> _STORED RECORDS_:
━━━━━━━━━━━━━━━━━━━━
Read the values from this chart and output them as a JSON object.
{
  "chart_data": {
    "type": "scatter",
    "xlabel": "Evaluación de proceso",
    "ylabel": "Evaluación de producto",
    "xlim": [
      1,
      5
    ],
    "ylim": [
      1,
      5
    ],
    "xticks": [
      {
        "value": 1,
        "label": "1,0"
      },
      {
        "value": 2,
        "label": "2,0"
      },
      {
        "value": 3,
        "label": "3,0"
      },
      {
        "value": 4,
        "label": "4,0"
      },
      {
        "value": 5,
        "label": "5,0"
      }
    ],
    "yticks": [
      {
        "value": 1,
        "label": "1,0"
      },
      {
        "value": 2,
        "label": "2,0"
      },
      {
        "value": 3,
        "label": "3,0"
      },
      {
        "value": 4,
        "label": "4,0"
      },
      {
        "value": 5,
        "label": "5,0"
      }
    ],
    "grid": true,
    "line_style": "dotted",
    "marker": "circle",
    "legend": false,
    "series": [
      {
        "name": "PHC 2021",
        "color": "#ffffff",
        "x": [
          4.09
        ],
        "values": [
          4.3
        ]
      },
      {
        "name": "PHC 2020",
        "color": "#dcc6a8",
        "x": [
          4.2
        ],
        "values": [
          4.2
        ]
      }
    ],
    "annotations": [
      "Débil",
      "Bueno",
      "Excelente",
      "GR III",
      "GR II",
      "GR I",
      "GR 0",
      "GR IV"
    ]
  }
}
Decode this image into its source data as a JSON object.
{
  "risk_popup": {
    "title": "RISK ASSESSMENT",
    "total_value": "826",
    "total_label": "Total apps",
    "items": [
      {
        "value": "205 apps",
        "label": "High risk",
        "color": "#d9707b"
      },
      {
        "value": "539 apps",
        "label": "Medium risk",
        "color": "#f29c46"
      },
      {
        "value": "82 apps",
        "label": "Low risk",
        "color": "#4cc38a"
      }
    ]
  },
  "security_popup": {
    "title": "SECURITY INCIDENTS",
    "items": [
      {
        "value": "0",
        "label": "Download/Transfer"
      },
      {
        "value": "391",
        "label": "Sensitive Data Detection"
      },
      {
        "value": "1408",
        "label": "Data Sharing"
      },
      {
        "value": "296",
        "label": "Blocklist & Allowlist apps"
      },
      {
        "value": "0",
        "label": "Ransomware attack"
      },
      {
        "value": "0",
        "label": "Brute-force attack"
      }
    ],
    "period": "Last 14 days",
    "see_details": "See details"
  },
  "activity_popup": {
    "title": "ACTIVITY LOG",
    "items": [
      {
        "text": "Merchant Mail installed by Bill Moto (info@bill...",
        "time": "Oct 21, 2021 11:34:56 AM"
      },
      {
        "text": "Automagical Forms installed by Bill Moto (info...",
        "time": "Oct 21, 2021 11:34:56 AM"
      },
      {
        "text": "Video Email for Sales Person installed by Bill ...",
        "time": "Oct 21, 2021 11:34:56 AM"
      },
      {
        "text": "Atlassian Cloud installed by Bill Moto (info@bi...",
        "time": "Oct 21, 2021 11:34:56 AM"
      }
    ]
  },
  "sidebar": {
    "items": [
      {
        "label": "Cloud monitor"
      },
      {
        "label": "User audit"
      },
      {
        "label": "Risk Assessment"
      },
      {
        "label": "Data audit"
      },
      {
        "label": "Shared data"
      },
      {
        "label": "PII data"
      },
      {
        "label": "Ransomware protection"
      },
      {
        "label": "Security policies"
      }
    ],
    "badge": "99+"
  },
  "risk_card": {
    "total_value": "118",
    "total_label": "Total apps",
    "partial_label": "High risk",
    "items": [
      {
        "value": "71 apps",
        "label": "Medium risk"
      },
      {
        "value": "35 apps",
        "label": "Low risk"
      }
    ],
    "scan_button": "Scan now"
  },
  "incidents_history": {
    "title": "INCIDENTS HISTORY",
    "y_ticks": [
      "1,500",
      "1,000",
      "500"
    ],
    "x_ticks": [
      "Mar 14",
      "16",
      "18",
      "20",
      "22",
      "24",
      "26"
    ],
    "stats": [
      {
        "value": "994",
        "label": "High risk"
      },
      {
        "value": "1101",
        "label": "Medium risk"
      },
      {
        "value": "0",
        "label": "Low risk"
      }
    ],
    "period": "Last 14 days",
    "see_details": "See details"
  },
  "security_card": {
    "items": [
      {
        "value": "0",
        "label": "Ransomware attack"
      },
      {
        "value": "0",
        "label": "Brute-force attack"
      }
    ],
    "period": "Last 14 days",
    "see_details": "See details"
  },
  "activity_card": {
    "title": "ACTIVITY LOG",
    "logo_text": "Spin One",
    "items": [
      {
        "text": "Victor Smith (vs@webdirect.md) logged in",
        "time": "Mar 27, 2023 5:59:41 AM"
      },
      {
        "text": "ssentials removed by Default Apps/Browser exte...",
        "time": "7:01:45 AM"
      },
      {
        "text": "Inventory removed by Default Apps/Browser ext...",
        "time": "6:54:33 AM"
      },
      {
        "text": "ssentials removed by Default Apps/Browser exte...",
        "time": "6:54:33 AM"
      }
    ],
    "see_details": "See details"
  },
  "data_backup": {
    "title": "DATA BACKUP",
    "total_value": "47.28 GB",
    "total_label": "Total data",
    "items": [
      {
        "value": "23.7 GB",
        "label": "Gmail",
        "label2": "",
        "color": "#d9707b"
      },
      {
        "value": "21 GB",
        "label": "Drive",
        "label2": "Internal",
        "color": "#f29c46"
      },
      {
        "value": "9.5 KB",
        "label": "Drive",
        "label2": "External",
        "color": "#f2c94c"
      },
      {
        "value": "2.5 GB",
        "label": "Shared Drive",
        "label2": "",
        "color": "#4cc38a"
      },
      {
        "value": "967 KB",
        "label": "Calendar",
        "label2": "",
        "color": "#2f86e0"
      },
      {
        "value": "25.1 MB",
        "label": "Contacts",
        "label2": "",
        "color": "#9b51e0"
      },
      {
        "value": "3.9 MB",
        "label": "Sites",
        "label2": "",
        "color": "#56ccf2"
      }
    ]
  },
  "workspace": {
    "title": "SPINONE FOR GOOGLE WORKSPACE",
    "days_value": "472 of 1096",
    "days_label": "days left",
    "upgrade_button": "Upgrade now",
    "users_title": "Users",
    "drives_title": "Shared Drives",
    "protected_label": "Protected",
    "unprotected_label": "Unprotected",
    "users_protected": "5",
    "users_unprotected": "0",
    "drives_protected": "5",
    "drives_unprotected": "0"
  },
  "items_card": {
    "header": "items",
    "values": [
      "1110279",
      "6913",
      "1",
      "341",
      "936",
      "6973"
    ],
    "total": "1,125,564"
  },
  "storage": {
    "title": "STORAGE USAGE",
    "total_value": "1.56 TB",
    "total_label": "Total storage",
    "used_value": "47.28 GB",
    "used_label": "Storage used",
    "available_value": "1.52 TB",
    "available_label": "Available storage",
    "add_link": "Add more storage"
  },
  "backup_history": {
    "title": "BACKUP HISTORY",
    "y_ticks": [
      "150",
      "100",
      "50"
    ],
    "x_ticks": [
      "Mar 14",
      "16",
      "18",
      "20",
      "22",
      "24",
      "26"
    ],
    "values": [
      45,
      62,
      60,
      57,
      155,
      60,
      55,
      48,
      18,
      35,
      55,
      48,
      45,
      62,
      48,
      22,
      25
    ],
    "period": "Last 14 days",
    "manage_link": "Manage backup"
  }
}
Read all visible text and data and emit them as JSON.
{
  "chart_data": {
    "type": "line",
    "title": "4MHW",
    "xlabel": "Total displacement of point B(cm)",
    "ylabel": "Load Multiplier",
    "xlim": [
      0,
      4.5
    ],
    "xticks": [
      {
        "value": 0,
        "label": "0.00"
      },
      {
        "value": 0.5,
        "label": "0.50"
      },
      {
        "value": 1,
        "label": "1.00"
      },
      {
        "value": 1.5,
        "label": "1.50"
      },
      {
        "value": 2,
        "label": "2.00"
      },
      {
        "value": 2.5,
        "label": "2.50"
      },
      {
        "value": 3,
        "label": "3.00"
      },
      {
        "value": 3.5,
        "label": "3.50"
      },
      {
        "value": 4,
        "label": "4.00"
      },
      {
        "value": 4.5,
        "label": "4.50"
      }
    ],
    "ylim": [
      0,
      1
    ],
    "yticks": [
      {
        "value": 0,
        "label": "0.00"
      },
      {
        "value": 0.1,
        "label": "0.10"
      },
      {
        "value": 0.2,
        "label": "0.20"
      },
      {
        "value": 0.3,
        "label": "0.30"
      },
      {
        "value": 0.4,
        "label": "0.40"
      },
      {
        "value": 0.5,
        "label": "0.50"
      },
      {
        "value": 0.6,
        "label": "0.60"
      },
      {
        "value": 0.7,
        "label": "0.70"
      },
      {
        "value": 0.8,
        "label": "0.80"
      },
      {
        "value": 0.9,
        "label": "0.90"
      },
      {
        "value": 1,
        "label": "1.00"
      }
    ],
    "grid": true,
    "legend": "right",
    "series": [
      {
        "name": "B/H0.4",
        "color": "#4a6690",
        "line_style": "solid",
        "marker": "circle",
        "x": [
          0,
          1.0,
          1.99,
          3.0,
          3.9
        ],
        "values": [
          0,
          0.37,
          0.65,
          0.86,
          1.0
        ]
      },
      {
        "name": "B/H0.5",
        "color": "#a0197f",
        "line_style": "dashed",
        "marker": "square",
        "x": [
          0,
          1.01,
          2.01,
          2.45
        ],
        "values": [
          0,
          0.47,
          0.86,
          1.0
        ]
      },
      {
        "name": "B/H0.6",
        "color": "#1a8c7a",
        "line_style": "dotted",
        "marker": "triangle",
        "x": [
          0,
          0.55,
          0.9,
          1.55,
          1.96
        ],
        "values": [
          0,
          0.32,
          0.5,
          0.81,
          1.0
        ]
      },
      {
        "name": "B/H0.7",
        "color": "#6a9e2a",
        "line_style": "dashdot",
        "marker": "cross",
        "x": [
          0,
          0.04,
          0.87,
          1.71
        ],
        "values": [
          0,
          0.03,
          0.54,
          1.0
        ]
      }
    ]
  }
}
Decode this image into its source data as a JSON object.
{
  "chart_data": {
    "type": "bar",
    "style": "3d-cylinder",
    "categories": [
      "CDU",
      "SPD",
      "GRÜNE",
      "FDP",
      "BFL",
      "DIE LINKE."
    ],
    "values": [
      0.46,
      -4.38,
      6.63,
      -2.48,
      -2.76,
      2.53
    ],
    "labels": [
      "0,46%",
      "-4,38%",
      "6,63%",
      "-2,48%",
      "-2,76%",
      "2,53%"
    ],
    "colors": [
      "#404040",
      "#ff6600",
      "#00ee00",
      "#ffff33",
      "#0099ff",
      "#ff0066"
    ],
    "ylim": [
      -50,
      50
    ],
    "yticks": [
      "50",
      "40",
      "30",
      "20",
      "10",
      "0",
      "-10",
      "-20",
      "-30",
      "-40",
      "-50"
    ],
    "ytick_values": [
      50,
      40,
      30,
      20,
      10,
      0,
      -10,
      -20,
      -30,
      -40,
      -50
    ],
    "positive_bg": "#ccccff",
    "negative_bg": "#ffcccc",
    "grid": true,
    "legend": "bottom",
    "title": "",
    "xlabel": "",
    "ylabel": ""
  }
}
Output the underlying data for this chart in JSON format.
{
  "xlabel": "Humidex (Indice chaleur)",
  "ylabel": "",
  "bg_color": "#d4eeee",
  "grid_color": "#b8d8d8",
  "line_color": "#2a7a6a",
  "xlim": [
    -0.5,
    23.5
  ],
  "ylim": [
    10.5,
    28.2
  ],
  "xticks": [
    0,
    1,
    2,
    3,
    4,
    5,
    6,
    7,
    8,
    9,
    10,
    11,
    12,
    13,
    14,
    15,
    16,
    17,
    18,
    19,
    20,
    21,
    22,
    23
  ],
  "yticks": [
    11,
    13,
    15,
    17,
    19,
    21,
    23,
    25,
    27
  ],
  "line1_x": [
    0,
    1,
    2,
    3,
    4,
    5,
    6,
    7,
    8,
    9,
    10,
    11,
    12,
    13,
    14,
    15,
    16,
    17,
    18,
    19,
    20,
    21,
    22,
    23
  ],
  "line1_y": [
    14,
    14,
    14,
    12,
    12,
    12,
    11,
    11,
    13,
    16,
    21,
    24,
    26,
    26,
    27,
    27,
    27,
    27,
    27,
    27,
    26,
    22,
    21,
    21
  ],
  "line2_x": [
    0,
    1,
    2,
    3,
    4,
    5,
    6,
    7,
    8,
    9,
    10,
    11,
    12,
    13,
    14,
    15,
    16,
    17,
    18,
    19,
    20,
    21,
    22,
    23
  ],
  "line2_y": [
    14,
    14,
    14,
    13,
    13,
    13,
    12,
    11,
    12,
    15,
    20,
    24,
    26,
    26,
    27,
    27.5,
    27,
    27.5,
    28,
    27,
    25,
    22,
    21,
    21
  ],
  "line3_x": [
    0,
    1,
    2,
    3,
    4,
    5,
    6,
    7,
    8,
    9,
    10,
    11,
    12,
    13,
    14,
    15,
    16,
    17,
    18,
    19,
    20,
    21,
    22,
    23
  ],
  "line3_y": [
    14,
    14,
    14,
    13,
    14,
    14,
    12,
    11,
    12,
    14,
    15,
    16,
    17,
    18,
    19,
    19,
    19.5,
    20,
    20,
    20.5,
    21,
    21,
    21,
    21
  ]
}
━━━━━━━━━━━━━━━━━━━━
> _WRITTEN INSTRUCTION_: Of all the lines in the data above, state how many include "Bill". Say only the number.

> _TASK ANSWER_: 4